» **Work to do**
Filter out everything except lines holding "value".

» **Dataset records**
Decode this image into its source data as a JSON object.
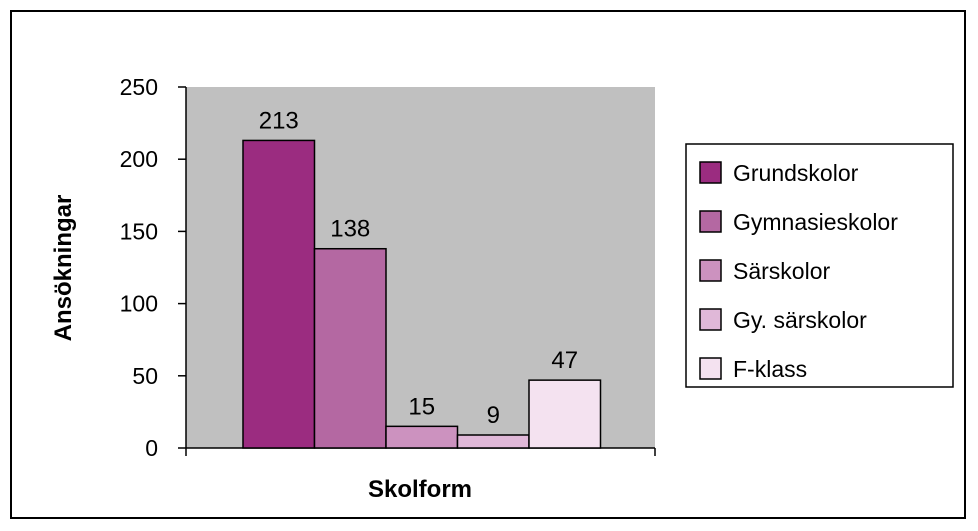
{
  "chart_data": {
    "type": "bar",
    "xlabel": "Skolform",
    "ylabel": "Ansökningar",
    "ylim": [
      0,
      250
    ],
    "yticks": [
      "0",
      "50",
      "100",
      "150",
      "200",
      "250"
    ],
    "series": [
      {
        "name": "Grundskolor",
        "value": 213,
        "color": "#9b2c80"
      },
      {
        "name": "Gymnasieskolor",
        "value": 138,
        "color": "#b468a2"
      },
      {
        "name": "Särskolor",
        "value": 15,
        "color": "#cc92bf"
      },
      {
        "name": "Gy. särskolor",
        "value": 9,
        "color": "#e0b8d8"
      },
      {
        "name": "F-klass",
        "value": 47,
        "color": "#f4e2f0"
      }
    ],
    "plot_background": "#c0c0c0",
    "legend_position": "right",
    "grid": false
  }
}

» **Answer below**
        "value": 213,
        "value": 138,
        "value": 15,
        "value": 9,
        "value": 47,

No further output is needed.